◆ **Exercise aim**: Extract all lines that hold "text" from the records below.

◆ **Records provided**:
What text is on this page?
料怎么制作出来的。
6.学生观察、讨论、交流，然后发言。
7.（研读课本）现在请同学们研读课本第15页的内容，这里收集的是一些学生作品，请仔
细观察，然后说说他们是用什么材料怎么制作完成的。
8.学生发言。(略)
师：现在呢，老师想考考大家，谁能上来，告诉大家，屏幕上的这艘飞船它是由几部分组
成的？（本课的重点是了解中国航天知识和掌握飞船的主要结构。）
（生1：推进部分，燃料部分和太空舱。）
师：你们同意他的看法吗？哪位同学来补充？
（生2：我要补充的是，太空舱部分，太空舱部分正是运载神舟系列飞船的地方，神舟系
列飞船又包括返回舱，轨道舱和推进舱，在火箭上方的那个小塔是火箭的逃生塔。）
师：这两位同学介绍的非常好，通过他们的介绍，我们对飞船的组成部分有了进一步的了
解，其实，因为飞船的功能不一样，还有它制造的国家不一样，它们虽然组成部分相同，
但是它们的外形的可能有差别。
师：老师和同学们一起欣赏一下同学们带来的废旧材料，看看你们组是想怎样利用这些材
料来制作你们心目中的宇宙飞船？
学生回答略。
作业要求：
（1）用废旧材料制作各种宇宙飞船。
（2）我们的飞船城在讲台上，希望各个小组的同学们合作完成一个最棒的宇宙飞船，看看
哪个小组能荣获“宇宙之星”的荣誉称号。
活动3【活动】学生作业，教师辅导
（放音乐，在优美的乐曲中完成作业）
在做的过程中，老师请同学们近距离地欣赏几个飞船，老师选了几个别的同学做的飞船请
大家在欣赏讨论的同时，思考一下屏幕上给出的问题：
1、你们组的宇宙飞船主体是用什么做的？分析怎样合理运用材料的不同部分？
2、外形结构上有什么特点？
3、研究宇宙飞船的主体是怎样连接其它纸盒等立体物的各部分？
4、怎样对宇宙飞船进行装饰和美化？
--
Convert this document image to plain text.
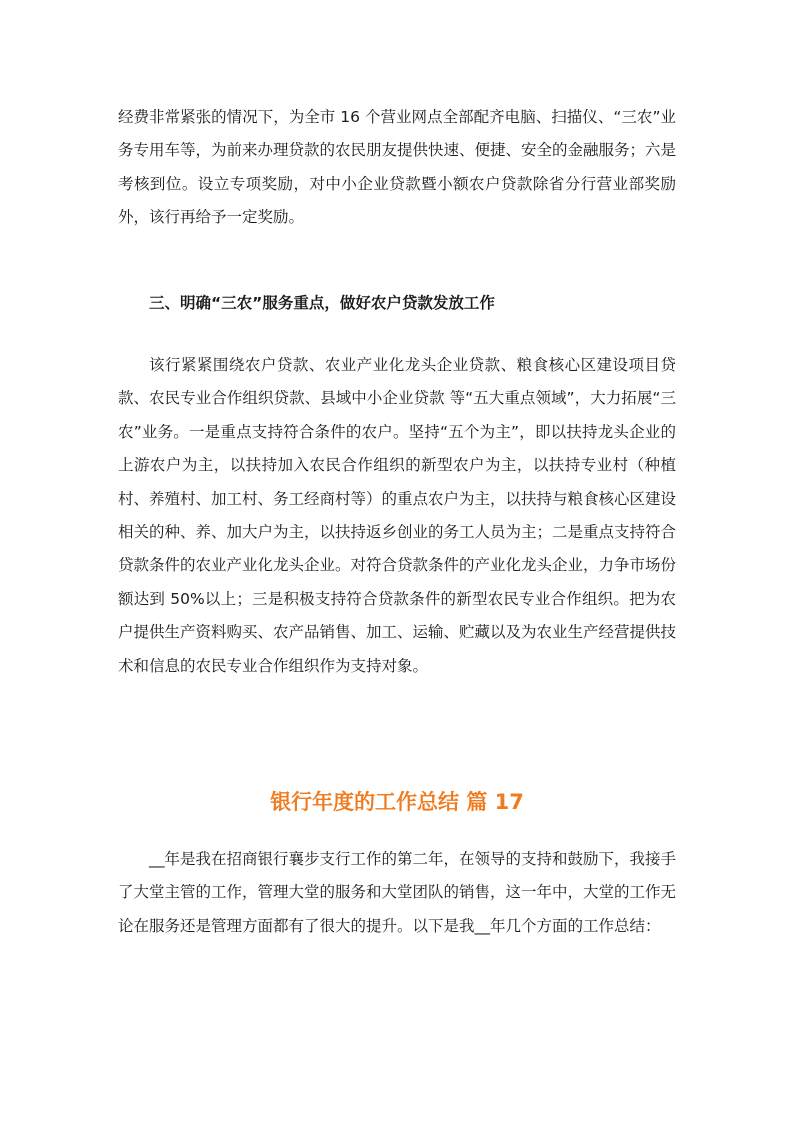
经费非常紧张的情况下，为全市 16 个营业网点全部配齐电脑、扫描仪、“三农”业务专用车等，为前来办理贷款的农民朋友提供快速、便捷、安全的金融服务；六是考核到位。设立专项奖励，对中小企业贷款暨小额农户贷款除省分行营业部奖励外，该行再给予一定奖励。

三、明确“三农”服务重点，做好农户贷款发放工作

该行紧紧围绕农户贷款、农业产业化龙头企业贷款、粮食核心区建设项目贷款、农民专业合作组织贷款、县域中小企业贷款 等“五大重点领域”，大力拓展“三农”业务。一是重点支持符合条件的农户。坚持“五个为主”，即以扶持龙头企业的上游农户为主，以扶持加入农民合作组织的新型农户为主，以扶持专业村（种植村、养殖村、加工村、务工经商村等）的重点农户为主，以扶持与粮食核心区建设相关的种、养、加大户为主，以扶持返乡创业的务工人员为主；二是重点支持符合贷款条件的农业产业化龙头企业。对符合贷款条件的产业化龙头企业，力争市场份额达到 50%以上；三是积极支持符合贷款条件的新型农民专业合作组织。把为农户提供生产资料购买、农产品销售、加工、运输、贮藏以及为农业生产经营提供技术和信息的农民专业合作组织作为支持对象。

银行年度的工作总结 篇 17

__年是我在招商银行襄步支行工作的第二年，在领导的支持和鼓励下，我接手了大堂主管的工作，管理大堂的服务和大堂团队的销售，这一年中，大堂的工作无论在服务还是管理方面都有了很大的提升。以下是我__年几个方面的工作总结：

◆ **Output of the exercise**:
What text is on this page?
Convert this document image to plain text.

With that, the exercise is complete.